- _TASK DIRECTIONS_: Calculate how many lines in the following records hold the word "повинен", and report that number without comment.

(Data listing)
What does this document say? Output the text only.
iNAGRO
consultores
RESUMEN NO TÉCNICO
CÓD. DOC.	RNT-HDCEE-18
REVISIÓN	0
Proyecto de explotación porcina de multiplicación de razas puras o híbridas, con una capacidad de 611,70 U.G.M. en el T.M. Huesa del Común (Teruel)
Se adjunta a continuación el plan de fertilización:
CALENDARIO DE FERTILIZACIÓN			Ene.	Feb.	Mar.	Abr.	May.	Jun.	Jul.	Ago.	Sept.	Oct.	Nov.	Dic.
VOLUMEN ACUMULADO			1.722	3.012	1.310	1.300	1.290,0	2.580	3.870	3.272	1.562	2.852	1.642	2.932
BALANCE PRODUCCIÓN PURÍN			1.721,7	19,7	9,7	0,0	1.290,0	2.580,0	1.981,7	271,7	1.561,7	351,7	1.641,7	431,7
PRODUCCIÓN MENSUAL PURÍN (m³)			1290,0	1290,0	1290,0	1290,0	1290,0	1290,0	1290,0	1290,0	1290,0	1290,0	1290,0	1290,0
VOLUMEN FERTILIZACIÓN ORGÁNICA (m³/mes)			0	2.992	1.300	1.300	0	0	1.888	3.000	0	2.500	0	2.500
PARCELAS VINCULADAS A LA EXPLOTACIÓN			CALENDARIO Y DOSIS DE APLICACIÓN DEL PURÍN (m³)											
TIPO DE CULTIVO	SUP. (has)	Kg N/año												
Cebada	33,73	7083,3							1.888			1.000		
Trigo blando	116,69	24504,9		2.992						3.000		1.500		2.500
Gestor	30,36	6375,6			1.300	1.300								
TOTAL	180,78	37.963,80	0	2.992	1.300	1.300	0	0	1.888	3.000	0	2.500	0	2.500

--

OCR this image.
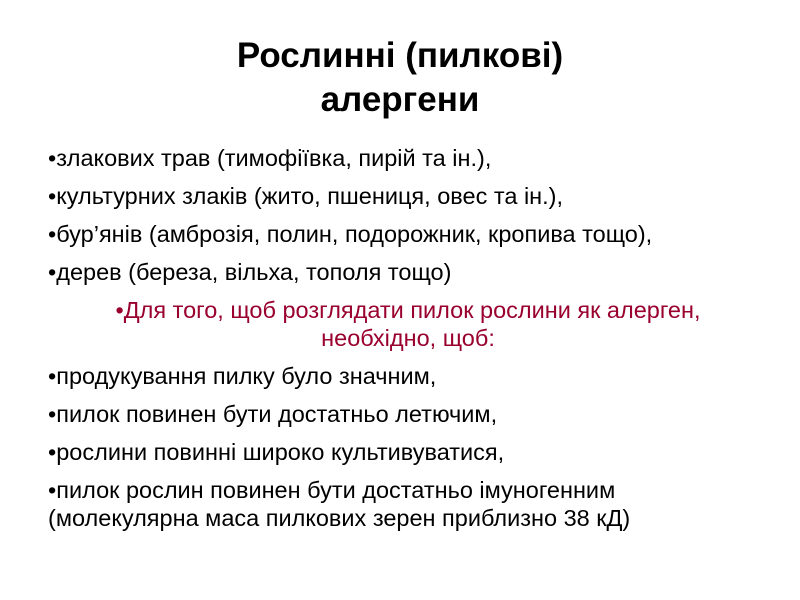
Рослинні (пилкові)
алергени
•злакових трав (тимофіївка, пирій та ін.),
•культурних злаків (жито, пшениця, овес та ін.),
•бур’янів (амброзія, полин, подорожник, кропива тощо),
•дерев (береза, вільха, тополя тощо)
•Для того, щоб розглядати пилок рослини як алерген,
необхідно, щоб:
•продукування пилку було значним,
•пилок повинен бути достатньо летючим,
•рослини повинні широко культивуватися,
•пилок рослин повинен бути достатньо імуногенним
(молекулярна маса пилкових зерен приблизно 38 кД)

- _EXERCISE RESPONSE_: 2